[Material start]

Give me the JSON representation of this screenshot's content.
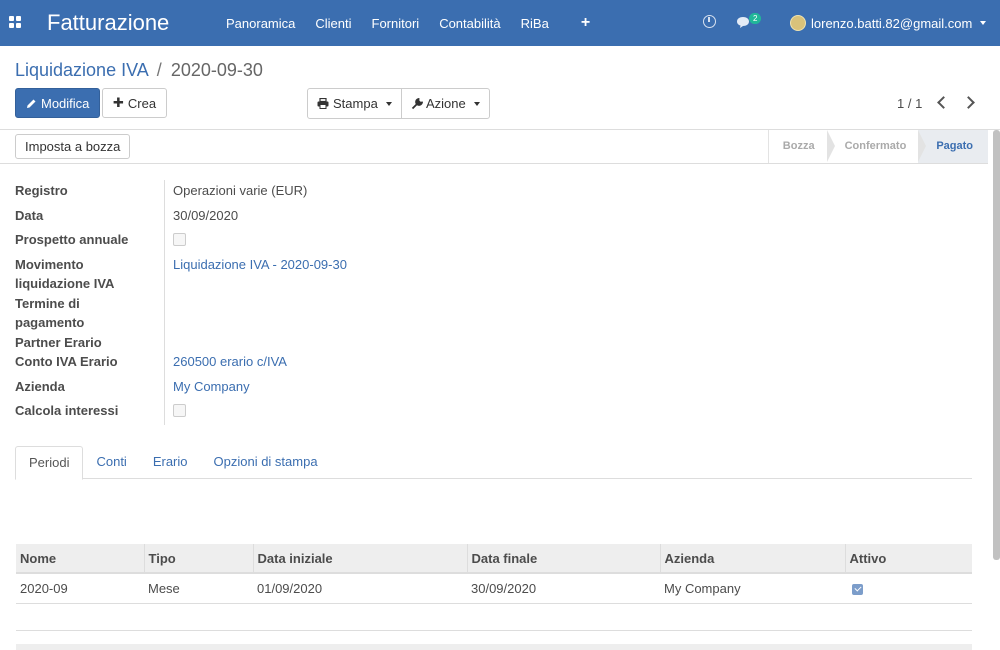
{
  "navbar": {
    "brand": "Fatturazione",
    "menu": [
      "Panoramica",
      "Clienti",
      "Fornitori",
      "Contabilità",
      "RiBa"
    ],
    "plus": "+",
    "chat_count": "2",
    "user_email": "lorenzo.batti.82@gmail.com",
    "accent": "#3b6eb0"
  },
  "breadcrumb": {
    "parent": "Liquidazione IVA",
    "separator": "/",
    "current": "2020-09-30"
  },
  "buttons": {
    "edit": "Modifica",
    "create": "Crea",
    "print": "Stampa",
    "action": "Azione"
  },
  "pager": {
    "value": "1 / 1"
  },
  "statusbar": {
    "draft_button": "Imposta a bozza",
    "states": [
      "Bozza",
      "Confermato",
      "Pagato"
    ],
    "active_state": "Pagato"
  },
  "form": {
    "registro_label": "Registro",
    "registro_value": "Operazioni varie (EUR)",
    "data_label": "Data",
    "data_value": "30/09/2020",
    "prospetto_label": "Prospetto annuale",
    "movimento_label_1": "Movimento",
    "movimento_label_2": "liquidazione IVA",
    "movimento_value": "Liquidazione IVA - 2020-09-30",
    "termine_label_1": "Termine di",
    "termine_label_2": "pagamento",
    "partner_label": "Partner Erario",
    "conto_label": "Conto IVA Erario",
    "conto_value": "260500 erario c/IVA",
    "azienda_label": "Azienda",
    "azienda_value": "My Company",
    "calcola_label": "Calcola interessi"
  },
  "tabs": [
    "Periodi",
    "Conti",
    "Erario",
    "Opzioni di stampa"
  ],
  "table": {
    "headers": [
      "Nome",
      "Tipo",
      "Data iniziale",
      "Data finale",
      "Azienda",
      "Attivo"
    ],
    "rows": [
      {
        "nome": "2020-09",
        "tipo": "Mese",
        "data_iniziale": "01/09/2020",
        "data_finale": "30/09/2020",
        "azienda": "My Company",
        "attivo": true
      }
    ]
  }
}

[Material end]

Transcribe the whole listing exactly. Pictures are excluded.

Give me the JSON representation of this screenshot's content.
{
  "navbar": {
    "brand": "Fatturazione",
    "menu": [
      "Panoramica",
      "Clienti",
      "Fornitori",
      "Contabilità",
      "RiBa"
    ],
    "plus": "+",
    "chat_count": "2",
    "user_email": "lorenzo.batti.82@gmail.com",
    "accent": "#3b6eb0"
  },
  "breadcrumb": {
    "parent": "Liquidazione IVA",
    "separator": "/",
    "current": "2020-09-30"
  },
  "buttons": {
    "edit": "Modifica",
    "create": "Crea",
    "print": "Stampa",
    "action": "Azione"
  },
  "pager": {
    "value": "1 / 1"
  },
  "statusbar": {
    "draft_button": "Imposta a bozza",
    "states": [
      "Bozza",
      "Confermato",
      "Pagato"
    ],
    "active_state": "Pagato"
  },
  "form": {
    "registro_label": "Registro",
    "registro_value": "Operazioni varie (EUR)",
    "data_label": "Data",
    "data_value": "30/09/2020",
    "prospetto_label": "Prospetto annuale",
    "movimento_label_1": "Movimento",
    "movimento_label_2": "liquidazione IVA",
    "movimento_value": "Liquidazione IVA - 2020-09-30",
    "termine_label_1": "Termine di",
    "termine_label_2": "pagamento",
    "partner_label": "Partner Erario",
    "conto_label": "Conto IVA Erario",
    "conto_value": "260500 erario c/IVA",
    "azienda_label": "Azienda",
    "azienda_value": "My Company",
    "calcola_label": "Calcola interessi"
  },
  "tabs": [
    "Periodi",
    "Conti",
    "Erario",
    "Opzioni di stampa"
  ],
  "table": {
    "headers": [
      "Nome",
      "Tipo",
      "Data iniziale",
      "Data finale",
      "Azienda",
      "Attivo"
    ],
    "rows": [
      {
        "nome": "2020-09",
        "tipo": "Mese",
        "data_iniziale": "01/09/2020",
        "data_finale": "30/09/2020",
        "azienda": "My Company",
        "attivo": true
      }
    ]
  }
}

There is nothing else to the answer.